Task goal:
Please transcribe the listing below in full and word for word, without its pictures.

A run of records
^^^^^^^^

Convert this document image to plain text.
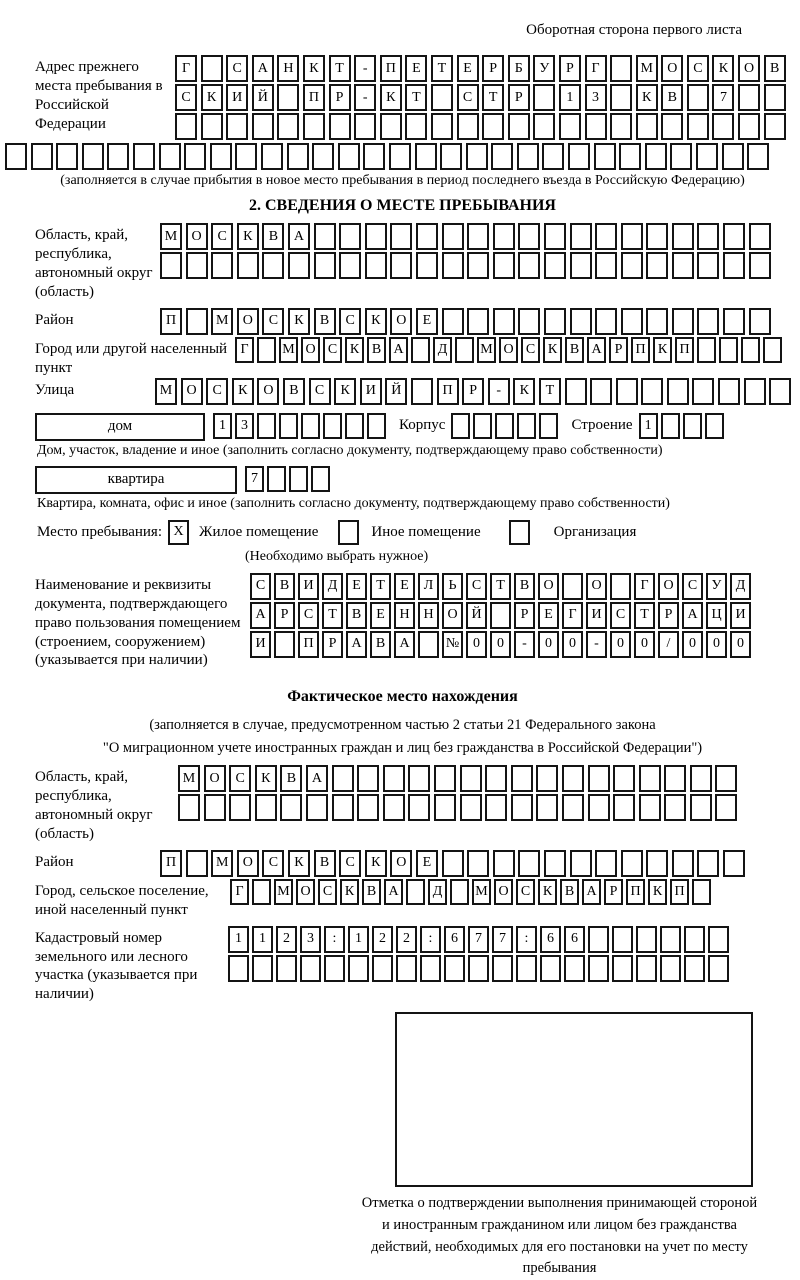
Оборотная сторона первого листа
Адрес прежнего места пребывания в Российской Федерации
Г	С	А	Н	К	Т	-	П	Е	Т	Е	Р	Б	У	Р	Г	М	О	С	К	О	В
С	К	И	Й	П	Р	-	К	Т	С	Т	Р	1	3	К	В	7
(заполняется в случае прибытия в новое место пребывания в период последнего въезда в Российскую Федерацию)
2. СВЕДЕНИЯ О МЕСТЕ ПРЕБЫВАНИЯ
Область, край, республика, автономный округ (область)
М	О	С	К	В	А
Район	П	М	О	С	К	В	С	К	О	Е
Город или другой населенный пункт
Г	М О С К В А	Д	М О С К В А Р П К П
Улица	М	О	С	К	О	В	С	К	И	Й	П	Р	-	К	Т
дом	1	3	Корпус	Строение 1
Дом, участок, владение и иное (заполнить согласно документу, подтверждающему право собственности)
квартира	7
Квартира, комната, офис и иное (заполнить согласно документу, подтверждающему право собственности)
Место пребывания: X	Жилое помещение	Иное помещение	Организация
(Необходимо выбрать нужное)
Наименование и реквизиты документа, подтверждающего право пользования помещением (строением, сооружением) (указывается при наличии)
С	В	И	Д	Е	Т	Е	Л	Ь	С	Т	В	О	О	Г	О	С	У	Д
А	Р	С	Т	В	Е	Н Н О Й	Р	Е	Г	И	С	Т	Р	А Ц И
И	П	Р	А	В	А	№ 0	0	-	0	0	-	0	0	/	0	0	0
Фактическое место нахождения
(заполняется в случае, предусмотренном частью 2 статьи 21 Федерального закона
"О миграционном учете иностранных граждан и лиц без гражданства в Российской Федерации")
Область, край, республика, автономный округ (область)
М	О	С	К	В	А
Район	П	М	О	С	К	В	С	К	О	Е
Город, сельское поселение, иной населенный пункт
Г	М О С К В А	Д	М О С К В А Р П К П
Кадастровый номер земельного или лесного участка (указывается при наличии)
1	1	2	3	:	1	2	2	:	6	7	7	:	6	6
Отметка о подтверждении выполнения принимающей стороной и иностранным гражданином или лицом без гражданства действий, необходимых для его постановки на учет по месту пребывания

^^^^^^^^

Correct answer:
Convert this document image to plain text.
Оборотная сторона первого листа
Адрес прежнего места пребывания в Российской Федерации
Г	С	А	Н	К	Т	-	П	Е	Т	Е	Р	Б	У	Р	Г	М	О	С	К	О	В
С	К	И	Й	П	Р	-	К	Т	С	Т	Р	1	3	К	В	7
(заполняется в случае прибытия в новое место пребывания в период последнего въезда в Российскую Федерацию)
2. СВЕДЕНИЯ О МЕСТЕ ПРЕБЫВАНИЯ
Область, край, республика, автономный округ (область)
М	О	С	К	В	А
Район	П	М	О	С	К	В	С	К	О	Е
Город или другой населенный пункт
Г	М О С К В А	Д	М О С К В А Р П К П
Улица	М	О	С	К	О	В	С	К	И	Й	П	Р	-	К	Т
дом	1	3	Корпус	Строение 1
Дом, участок, владение и иное (заполнить согласно документу, подтверждающему право собственности)
квартира	7
Квартира, комната, офис и иное (заполнить согласно документу, подтверждающему право собственности)
Место пребывания: X	Жилое помещение	Иное помещение	Организация
(Необходимо выбрать нужное)
Наименование и реквизиты документа, подтверждающего право пользования помещением (строением, сооружением) (указывается при наличии)
С	В	И	Д	Е	Т	Е	Л	Ь	С	Т	В	О	О	Г	О	С	У	Д
А	Р	С	Т	В	Е	Н Н О Й	Р	Е	Г	И	С	Т	Р	А Ц И
И	П	Р	А	В	А	№ 0	0	-	0	0	-	0	0	/	0	0	0
Фактическое место нахождения
(заполняется в случае, предусмотренном частью 2 статьи 21 Федерального закона
"О миграционном учете иностранных граждан и лиц без гражданства в Российской Федерации")
Область, край, республика, автономный округ (область)
М	О	С	К	В	А
Район	П	М	О	С	К	В	С	К	О	Е
Город, сельское поселение, иной населенный пункт
Г	М О С К В А	Д	М О С К В А Р П К П
Кадастровый номер земельного или лесного участка (указывается при наличии)
1	1	2	3	:	1	2	2	:	6	7	7	:	6	6
Отметка о подтверждении выполнения принимающей стороной и иностранным гражданином или лицом без гражданства действий, необходимых для его постановки на учет по месту пребывания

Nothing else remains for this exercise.